§ **WRITTEN EXERCISE**
Print exactly the lines from the line with "Type out the text in this image." to the last line of the data, please, both included.

§ **EXTRACTED ENTRIES**
— start —
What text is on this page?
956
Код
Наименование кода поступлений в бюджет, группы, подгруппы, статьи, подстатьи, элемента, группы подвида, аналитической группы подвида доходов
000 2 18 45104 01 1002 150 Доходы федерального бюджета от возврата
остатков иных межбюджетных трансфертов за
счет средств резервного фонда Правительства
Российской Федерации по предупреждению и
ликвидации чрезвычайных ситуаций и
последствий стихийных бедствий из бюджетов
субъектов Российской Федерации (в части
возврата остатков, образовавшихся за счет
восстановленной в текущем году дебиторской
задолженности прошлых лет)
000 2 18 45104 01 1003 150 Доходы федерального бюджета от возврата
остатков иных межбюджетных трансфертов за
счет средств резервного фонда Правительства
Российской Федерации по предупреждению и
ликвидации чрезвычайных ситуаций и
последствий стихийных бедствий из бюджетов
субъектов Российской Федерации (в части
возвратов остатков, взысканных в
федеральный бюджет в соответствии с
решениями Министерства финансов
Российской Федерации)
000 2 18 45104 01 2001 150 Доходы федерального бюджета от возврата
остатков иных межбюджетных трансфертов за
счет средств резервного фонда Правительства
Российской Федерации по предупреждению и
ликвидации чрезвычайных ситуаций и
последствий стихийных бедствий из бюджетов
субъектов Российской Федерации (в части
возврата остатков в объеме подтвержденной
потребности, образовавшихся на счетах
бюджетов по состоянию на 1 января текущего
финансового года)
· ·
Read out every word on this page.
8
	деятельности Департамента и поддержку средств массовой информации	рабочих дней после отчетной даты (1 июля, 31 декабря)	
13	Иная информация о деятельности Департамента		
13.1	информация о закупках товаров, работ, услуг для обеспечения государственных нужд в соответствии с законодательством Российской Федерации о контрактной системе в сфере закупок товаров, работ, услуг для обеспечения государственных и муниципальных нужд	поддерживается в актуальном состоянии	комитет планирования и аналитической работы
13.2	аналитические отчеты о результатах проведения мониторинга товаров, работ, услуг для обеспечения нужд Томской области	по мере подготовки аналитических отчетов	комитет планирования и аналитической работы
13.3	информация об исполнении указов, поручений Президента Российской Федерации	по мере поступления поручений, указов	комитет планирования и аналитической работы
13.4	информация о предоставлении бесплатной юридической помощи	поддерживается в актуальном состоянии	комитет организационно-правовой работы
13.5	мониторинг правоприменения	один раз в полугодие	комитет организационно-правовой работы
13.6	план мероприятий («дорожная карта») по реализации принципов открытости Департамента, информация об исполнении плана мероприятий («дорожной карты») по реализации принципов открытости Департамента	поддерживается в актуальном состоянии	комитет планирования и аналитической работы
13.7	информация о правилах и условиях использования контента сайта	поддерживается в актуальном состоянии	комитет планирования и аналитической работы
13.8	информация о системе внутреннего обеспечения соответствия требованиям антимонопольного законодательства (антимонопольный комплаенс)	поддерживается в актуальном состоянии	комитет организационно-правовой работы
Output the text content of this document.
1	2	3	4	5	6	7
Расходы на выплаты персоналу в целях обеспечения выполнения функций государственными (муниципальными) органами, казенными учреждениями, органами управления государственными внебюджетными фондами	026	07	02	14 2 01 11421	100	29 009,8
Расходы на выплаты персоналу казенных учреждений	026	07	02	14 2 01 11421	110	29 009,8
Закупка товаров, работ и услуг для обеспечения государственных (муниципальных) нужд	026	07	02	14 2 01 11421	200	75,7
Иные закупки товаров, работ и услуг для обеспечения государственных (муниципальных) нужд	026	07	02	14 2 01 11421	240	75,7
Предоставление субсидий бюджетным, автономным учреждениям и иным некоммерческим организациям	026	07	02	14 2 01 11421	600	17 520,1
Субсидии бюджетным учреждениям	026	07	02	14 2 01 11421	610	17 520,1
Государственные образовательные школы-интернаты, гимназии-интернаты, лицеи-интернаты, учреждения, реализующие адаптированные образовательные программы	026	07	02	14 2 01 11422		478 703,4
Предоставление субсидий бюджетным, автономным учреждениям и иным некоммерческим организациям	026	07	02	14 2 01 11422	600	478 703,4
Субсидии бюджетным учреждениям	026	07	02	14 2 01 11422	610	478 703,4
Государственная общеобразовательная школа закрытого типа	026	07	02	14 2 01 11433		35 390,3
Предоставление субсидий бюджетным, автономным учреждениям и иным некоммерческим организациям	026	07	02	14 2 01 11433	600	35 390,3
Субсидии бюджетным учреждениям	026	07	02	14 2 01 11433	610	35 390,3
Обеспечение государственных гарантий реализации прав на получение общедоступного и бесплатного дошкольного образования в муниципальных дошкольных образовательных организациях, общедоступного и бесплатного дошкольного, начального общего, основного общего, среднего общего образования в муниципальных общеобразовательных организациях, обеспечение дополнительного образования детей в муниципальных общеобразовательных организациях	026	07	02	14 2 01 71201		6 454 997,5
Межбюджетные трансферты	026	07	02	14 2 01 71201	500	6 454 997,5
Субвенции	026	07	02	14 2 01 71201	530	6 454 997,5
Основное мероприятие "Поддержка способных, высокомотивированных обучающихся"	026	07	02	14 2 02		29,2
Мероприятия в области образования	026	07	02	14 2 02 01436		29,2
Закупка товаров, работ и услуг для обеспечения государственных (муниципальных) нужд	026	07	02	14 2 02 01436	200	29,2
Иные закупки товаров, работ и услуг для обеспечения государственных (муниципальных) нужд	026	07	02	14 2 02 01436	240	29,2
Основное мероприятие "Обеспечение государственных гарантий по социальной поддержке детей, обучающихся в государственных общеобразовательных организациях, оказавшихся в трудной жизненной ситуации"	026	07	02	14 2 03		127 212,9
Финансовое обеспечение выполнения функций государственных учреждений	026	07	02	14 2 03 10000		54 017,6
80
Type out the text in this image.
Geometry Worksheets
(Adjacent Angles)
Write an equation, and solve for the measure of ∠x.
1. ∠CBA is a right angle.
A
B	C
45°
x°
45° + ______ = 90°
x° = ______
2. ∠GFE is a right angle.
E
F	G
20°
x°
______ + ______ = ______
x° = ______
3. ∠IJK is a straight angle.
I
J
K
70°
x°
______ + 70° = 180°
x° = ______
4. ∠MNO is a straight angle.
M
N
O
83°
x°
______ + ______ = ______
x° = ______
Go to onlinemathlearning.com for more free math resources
— end —
§ **THE OUTPUT**
Type out the text in this image.
Geometry Worksheets
(Adjacent Angles)
Write an equation, and solve for the measure of ∠x.
1. ∠CBA is a right angle.
A
B	C
45°
x°
45° + ______ = 90°
x° = ______
2. ∠GFE is a right angle.
E
F	G
20°
x°
______ + ______ = ______
x° = ______
3. ∠IJK is a straight angle.
I
J
K
70°
x°
______ + 70° = 180°
x° = ______
4. ∠MNO is a straight angle.
M
N
O
83°
x°
______ + ______ = ______
x° = ______
Go to onlinemathlearning.com for more free math resources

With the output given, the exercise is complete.